**Set task**
Extract every record, keeping each one exactly as it is.

### Input rows

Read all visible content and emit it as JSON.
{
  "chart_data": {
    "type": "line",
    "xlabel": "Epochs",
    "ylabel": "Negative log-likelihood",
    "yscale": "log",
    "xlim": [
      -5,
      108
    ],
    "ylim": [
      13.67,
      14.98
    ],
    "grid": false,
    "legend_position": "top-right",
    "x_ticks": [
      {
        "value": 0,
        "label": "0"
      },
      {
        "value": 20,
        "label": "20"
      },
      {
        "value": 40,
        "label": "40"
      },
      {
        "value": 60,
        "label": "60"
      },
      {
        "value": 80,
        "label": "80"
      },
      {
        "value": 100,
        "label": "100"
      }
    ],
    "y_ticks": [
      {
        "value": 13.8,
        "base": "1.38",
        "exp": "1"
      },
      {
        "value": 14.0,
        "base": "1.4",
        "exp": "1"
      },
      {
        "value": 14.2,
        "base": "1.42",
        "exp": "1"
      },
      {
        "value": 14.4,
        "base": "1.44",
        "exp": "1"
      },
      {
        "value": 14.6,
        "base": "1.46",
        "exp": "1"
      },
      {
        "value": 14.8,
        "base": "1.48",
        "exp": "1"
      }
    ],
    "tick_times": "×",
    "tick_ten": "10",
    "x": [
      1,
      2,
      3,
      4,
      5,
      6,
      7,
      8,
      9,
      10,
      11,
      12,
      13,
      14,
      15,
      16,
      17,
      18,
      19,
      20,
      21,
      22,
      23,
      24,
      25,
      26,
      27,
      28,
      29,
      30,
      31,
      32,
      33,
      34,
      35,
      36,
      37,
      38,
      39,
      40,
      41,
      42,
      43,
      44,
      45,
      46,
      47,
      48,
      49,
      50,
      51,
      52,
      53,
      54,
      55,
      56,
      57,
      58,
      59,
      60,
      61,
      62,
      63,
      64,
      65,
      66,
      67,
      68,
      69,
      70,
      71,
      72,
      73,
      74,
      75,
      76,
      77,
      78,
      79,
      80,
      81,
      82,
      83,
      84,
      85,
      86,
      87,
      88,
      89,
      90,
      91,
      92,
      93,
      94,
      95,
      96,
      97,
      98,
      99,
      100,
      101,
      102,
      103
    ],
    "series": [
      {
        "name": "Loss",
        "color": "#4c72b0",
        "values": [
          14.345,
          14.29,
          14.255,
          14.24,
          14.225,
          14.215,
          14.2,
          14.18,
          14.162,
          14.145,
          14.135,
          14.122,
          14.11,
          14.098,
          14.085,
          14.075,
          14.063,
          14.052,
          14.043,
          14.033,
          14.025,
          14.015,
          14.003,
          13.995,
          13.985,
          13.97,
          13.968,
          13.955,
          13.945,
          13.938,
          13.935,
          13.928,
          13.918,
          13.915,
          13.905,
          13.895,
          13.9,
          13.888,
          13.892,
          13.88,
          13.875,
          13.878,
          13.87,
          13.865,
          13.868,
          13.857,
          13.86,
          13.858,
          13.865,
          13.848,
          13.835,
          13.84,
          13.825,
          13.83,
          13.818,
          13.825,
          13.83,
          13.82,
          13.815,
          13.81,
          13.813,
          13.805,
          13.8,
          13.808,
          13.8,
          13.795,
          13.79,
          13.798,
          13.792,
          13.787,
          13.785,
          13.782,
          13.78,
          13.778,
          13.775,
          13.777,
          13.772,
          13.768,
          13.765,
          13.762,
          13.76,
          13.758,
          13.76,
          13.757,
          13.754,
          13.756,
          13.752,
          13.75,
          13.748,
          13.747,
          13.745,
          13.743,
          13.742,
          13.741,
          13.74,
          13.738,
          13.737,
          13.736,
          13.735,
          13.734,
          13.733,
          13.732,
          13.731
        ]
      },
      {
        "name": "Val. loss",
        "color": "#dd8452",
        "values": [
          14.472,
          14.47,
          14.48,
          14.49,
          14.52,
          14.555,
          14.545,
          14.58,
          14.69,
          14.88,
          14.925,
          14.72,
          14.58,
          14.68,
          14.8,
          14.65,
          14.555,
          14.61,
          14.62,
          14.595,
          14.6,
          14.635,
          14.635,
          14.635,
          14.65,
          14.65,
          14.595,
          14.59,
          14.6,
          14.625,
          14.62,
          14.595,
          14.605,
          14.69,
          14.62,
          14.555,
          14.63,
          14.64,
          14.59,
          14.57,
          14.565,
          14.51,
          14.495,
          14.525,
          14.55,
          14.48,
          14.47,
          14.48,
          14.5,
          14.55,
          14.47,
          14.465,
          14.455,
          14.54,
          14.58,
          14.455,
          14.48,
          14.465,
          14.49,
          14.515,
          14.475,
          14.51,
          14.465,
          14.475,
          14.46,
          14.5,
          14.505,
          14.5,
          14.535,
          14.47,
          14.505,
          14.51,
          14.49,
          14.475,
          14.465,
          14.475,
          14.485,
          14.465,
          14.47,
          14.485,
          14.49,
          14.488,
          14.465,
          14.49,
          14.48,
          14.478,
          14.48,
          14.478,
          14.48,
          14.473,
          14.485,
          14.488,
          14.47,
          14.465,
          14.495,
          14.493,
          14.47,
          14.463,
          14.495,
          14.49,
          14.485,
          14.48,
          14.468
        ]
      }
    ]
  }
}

######

**In response**
Read all visible content and emit it as JSON.
{
  "chart_data": {
    "type": "line",
    "xlabel": "Epochs",
    "ylabel": "Negative log-likelihood",
    "yscale": "log",
    "xlim": [
      -5,
      108
    ],
    "ylim": [
      13.67,
      14.98
    ],
    "grid": false,
    "legend_position": "top-right",
    "x_ticks": [
      {
        "value": 0,
        "label": "0"
      },
      {
        "value": 20,
        "label": "20"
      },
      {
        "value": 40,
        "label": "40"
      },
      {
        "value": 60,
        "label": "60"
      },
      {
        "value": 80,
        "label": "80"
      },
      {
        "value": 100,
        "label": "100"
      }
    ],
    "y_ticks": [
      {
        "value": 13.8,
        "base": "1.38",
        "exp": "1"
      },
      {
        "value": 14.0,
        "base": "1.4",
        "exp": "1"
      },
      {
        "value": 14.2,
        "base": "1.42",
        "exp": "1"
      },
      {
        "value": 14.4,
        "base": "1.44",
        "exp": "1"
      },
      {
        "value": 14.6,
        "base": "1.46",
        "exp": "1"
      },
      {
        "value": 14.8,
        "base": "1.48",
        "exp": "1"
      }
    ],
    "tick_times": "×",
    "tick_ten": "10",
    "x": [
      1,
      2,
      3,
      4,
      5,
      6,
      7,
      8,
      9,
      10,
      11,
      12,
      13,
      14,
      15,
      16,
      17,
      18,
      19,
      20,
      21,
      22,
      23,
      24,
      25,
      26,
      27,
      28,
      29,
      30,
      31,
      32,
      33,
      34,
      35,
      36,
      37,
      38,
      39,
      40,
      41,
      42,
      43,
      44,
      45,
      46,
      47,
      48,
      49,
      50,
      51,
      52,
      53,
      54,
      55,
      56,
      57,
      58,
      59,
      60,
      61,
      62,
      63,
      64,
      65,
      66,
      67,
      68,
      69,
      70,
      71,
      72,
      73,
      74,
      75,
      76,
      77,
      78,
      79,
      80,
      81,
      82,
      83,
      84,
      85,
      86,
      87,
      88,
      89,
      90,
      91,
      92,
      93,
      94,
      95,
      96,
      97,
      98,
      99,
      100,
      101,
      102,
      103
    ],
    "series": [
      {
        "name": "Loss",
        "color": "#4c72b0",
        "values": [
          14.345,
          14.29,
          14.255,
          14.24,
          14.225,
          14.215,
          14.2,
          14.18,
          14.162,
          14.145,
          14.135,
          14.122,
          14.11,
          14.098,
          14.085,
          14.075,
          14.063,
          14.052,
          14.043,
          14.033,
          14.025,
          14.015,
          14.003,
          13.995,
          13.985,
          13.97,
          13.968,
          13.955,
          13.945,
          13.938,
          13.935,
          13.928,
          13.918,
          13.915,
          13.905,
          13.895,
          13.9,
          13.888,
          13.892,
          13.88,
          13.875,
          13.878,
          13.87,
          13.865,
          13.868,
          13.857,
          13.86,
          13.858,
          13.865,
          13.848,
          13.835,
          13.84,
          13.825,
          13.83,
          13.818,
          13.825,
          13.83,
          13.82,
          13.815,
          13.81,
          13.813,
          13.805,
          13.8,
          13.808,
          13.8,
          13.795,
          13.79,
          13.798,
          13.792,
          13.787,
          13.785,
          13.782,
          13.78,
          13.778,
          13.775,
          13.777,
          13.772,
          13.768,
          13.765,
          13.762,
          13.76,
          13.758,
          13.76,
          13.757,
          13.754,
          13.756,
          13.752,
          13.75,
          13.748,
          13.747,
          13.745,
          13.743,
          13.742,
          13.741,
          13.74,
          13.738,
          13.737,
          13.736,
          13.735,
          13.734,
          13.733,
          13.732,
          13.731
        ]
      },
      {
        "name": "Val. loss",
        "color": "#dd8452",
        "values": [
          14.472,
          14.47,
          14.48,
          14.49,
          14.52,
          14.555,
          14.545,
          14.58,
          14.69,
          14.88,
          14.925,
          14.72,
          14.58,
          14.68,
          14.8,
          14.65,
          14.555,
          14.61,
          14.62,
          14.595,
          14.6,
          14.635,
          14.635,
          14.635,
          14.65,
          14.65,
          14.595,
          14.59,
          14.6,
          14.625,
          14.62,
          14.595,
          14.605,
          14.69,
          14.62,
          14.555,
          14.63,
          14.64,
          14.59,
          14.57,
          14.565,
          14.51,
          14.495,
          14.525,
          14.55,
          14.48,
          14.47,
          14.48,
          14.5,
          14.55,
          14.47,
          14.465,
          14.455,
          14.54,
          14.58,
          14.455,
          14.48,
          14.465,
          14.49,
          14.515,
          14.475,
          14.51,
          14.465,
          14.475,
          14.46,
          14.5,
          14.505,
          14.5,
          14.535,
          14.47,
          14.505,
          14.51,
          14.49,
          14.475,
          14.465,
          14.475,
          14.485,
          14.465,
          14.47,
          14.485,
          14.49,
          14.488,
          14.465,
          14.49,
          14.48,
          14.478,
          14.48,
          14.478,
          14.48,
          14.473,
          14.485,
          14.488,
          14.47,
          14.465,
          14.495,
          14.493,
          14.47,
          14.463,
          14.495,
          14.49,
          14.485,
          14.48,
          14.468
        ]
      }
    ]
  }
}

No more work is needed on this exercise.